• Stored records:
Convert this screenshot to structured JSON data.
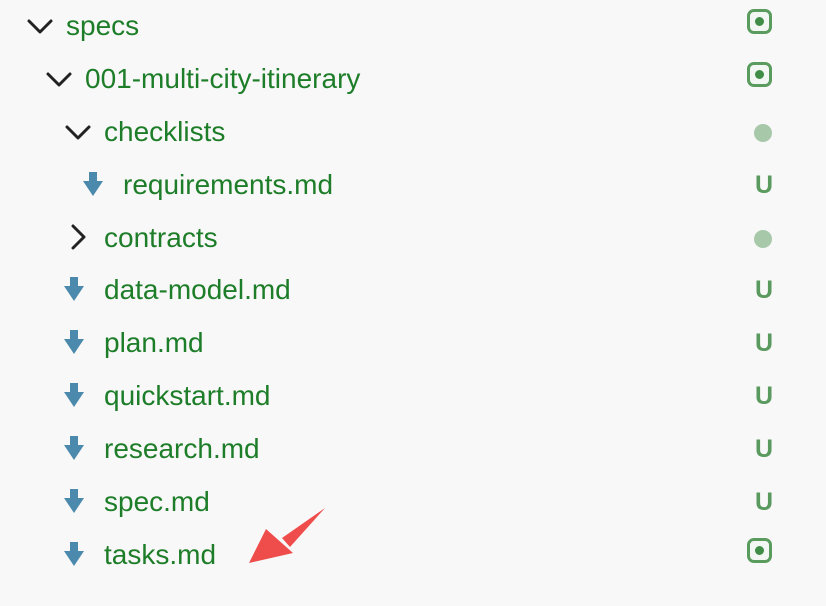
{
  "explorer": {
    "rows": [
      {
        "label": "specs",
        "kind": "folder",
        "expanded": true,
        "status": "modified-folder-indicator"
      },
      {
        "label": "001-multi-city-itinerary",
        "kind": "folder",
        "expanded": true,
        "status": "modified-folder-indicator"
      },
      {
        "label": "checklists",
        "kind": "folder",
        "expanded": true,
        "status": "untracked-folder-dot"
      },
      {
        "label": "requirements.md",
        "kind": "markdown-file",
        "git": "U"
      },
      {
        "label": "contracts",
        "kind": "folder",
        "expanded": false,
        "status": "untracked-folder-dot"
      },
      {
        "label": "data-model.md",
        "kind": "markdown-file",
        "git": "U"
      },
      {
        "label": "plan.md",
        "kind": "markdown-file",
        "git": "U"
      },
      {
        "label": "quickstart.md",
        "kind": "markdown-file",
        "git": "U"
      },
      {
        "label": "research.md",
        "kind": "markdown-file",
        "git": "U"
      },
      {
        "label": "spec.md",
        "kind": "markdown-file",
        "git": "U"
      },
      {
        "label": "tasks.md",
        "kind": "markdown-file",
        "status": "modified-file-indicator"
      }
    ],
    "icons": {
      "chevron_down": "chevron-down-icon",
      "chevron_right": "chevron-right-icon",
      "markdown_file": "download-arrow-icon",
      "annotation": "annotation-arrow-icon"
    },
    "colors": {
      "background": "#f8f8f8",
      "label_green": "#1d7d28",
      "git_green": "#5b9a5f",
      "untracked_dot": "#a8c8aa",
      "file_icon_blue": "#4b8aac",
      "annotation_red": "#ef4d4b"
    }
  }
}
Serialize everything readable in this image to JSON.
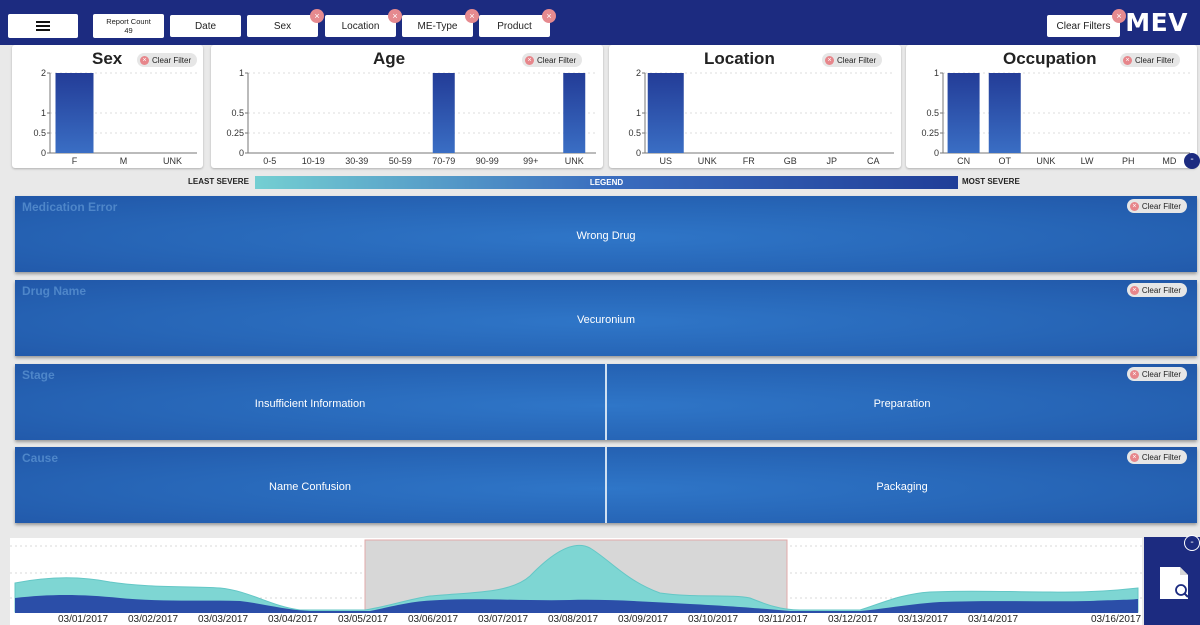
{
  "toolbar": {
    "report_count_label": "Report Count",
    "report_count_value": "49",
    "filters": [
      "Date",
      "Sex",
      "Location",
      "ME-Type",
      "Product"
    ],
    "clear_filters": "Clear Filters",
    "logo": "MEV"
  },
  "panels": {
    "clear_filter": "Clear Filter",
    "sex": {
      "title": "Sex",
      "categories": [
        "F",
        "M",
        "UNK"
      ],
      "values": [
        2,
        0,
        0
      ],
      "yticks": [
        "2",
        "1",
        "0.5",
        "0"
      ]
    },
    "age": {
      "title": "Age",
      "categories": [
        "0-5",
        "10-19",
        "30-39",
        "50-59",
        "70-79",
        "90-99",
        "99+",
        "UNK"
      ],
      "values": [
        0,
        0,
        0,
        0,
        1,
        0,
        0,
        1
      ],
      "yticks": [
        "1",
        "0.5",
        "0.25",
        "0"
      ]
    },
    "location": {
      "title": "Location",
      "categories": [
        "US",
        "UNK",
        "FR",
        "GB",
        "JP",
        "CA"
      ],
      "values": [
        2,
        0,
        0,
        0,
        0,
        0
      ],
      "yticks": [
        "2",
        "1",
        "0.5",
        "0"
      ]
    },
    "occupation": {
      "title": "Occupation",
      "categories": [
        "CN",
        "OT",
        "UNK",
        "LW",
        "PH",
        "MD"
      ],
      "values": [
        1,
        1,
        0,
        0,
        0,
        0
      ],
      "yticks": [
        "1",
        "0.5",
        "0.25",
        "0"
      ]
    },
    "toggle": "-"
  },
  "legend": {
    "least": "LEAST SEVERE",
    "center": "LEGEND",
    "most": "MOST SEVERE"
  },
  "categories": {
    "clear_filter": "Clear Filter",
    "medication_error": {
      "label": "Medication Error",
      "values": [
        "Wrong Drug"
      ]
    },
    "drug_name": {
      "label": "Drug Name",
      "values": [
        "Vecuronium"
      ]
    },
    "stage": {
      "label": "Stage",
      "values": [
        "Insufficient Information",
        "Preparation"
      ]
    },
    "cause": {
      "label": "Cause",
      "values": [
        "Name Confusion",
        "Packaging"
      ]
    }
  },
  "timeline": {
    "dates": [
      "03/01/2017",
      "03/02/2017",
      "03/03/2017",
      "03/04/2017",
      "03/05/2017",
      "03/06/2017",
      "03/07/2017",
      "03/08/2017",
      "03/09/2017",
      "03/10/2017",
      "03/11/2017",
      "03/12/2017",
      "03/13/2017",
      "03/14/2017",
      "03/16/2017"
    ],
    "toggle": "-"
  },
  "colors": {
    "navbar": "#1c2b80",
    "bar": "#2c58b3",
    "teal": "#74cfd2",
    "block": "#2766b7"
  }
}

• What is expected: Tally the lines in the listing that hold "this" and report the number alone.

• Solution: 2